Written exercise => Set the listing down again exactly, please, apart from its pictures.

═════ Material shown

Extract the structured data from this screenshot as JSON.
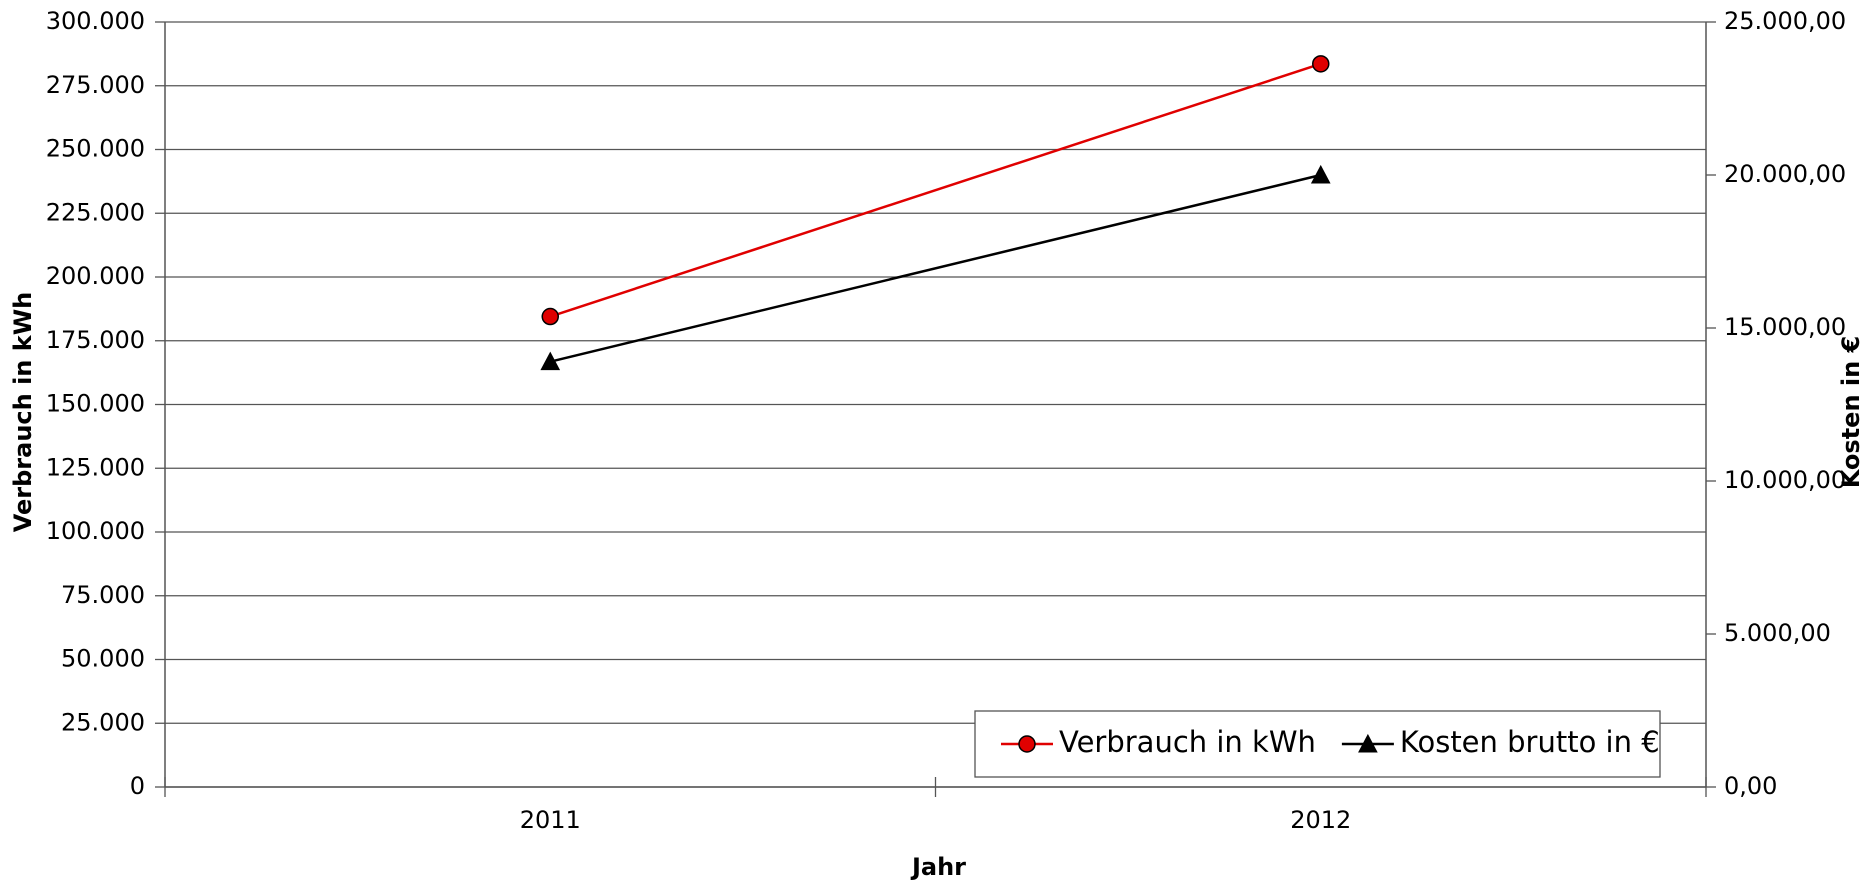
{
  "chart_data": {
    "type": "line",
    "x_label": "Jahr",
    "y_label": "Verbrauch in kWh",
    "y2_label": "Kosten in €",
    "categories": [
      "2011",
      "2012"
    ],
    "series": [
      {
        "name": "Verbrauch in kWh",
        "color": "#e00000",
        "marker": "circle",
        "values": [
          184500,
          283600
        ]
      },
      {
        "name": "Kosten brutto in €",
        "color": "#000000",
        "marker": "triangle",
        "axis": "y2",
        "values": [
          13900,
          20000
        ]
      }
    ],
    "ylim": [
      0,
      300000
    ],
    "yticks": [
      0,
      {
        "value": 25000,
        "label": "25.000"
      },
      {
        "value": 50000,
        "label": "50.000"
      },
      {
        "value": 75000,
        "label": "75.000"
      },
      {
        "value": 100000,
        "label": "100.000"
      },
      {
        "value": 125000,
        "label": "125.000"
      },
      {
        "value": 150000,
        "label": "150.000"
      },
      {
        "value": 175000,
        "label": "175.000"
      },
      {
        "value": 200000,
        "label": "200.000"
      },
      {
        "value": 225000,
        "label": "225.000"
      },
      {
        "value": 250000,
        "label": "250.000"
      },
      {
        "value": 275000,
        "label": "275.000"
      },
      {
        "value": 300000,
        "label": "300.000"
      }
    ],
    "y2lim": [
      0,
      25000
    ],
    "y2ticks": [
      {
        "value": 0,
        "label": "0,00"
      },
      {
        "value": 5000,
        "label": "5.000,00"
      },
      {
        "value": 10000,
        "label": "10.000,00"
      },
      {
        "value": 15000,
        "label": "15.000,00"
      },
      {
        "value": 20000,
        "label": "20.000,00"
      },
      {
        "value": 25000,
        "label": "25.000,00"
      }
    ],
    "grid": true,
    "legend": "lower right"
  }
}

══════════

Correct answer =>
Extract the structured data from this screenshot as JSON.
{
  "chart_data": {
    "type": "line",
    "x_label": "Jahr",
    "y_label": "Verbrauch in kWh",
    "y2_label": "Kosten in €",
    "categories": [
      "2011",
      "2012"
    ],
    "series": [
      {
        "name": "Verbrauch in kWh",
        "color": "#e00000",
        "marker": "circle",
        "values": [
          184500,
          283600
        ]
      },
      {
        "name": "Kosten brutto in €",
        "color": "#000000",
        "marker": "triangle",
        "axis": "y2",
        "values": [
          13900,
          20000
        ]
      }
    ],
    "ylim": [
      0,
      300000
    ],
    "yticks": [
      0,
      {
        "value": 25000,
        "label": "25.000"
      },
      {
        "value": 50000,
        "label": "50.000"
      },
      {
        "value": 75000,
        "label": "75.000"
      },
      {
        "value": 100000,
        "label": "100.000"
      },
      {
        "value": 125000,
        "label": "125.000"
      },
      {
        "value": 150000,
        "label": "150.000"
      },
      {
        "value": 175000,
        "label": "175.000"
      },
      {
        "value": 200000,
        "label": "200.000"
      },
      {
        "value": 225000,
        "label": "225.000"
      },
      {
        "value": 250000,
        "label": "250.000"
      },
      {
        "value": 275000,
        "label": "275.000"
      },
      {
        "value": 300000,
        "label": "300.000"
      }
    ],
    "y2lim": [
      0,
      25000
    ],
    "y2ticks": [
      {
        "value": 0,
        "label": "0,00"
      },
      {
        "value": 5000,
        "label": "5.000,00"
      },
      {
        "value": 10000,
        "label": "10.000,00"
      },
      {
        "value": 15000,
        "label": "15.000,00"
      },
      {
        "value": 20000,
        "label": "20.000,00"
      },
      {
        "value": 25000,
        "label": "25.000,00"
      }
    ],
    "grid": true,
    "legend": "lower right"
  }
}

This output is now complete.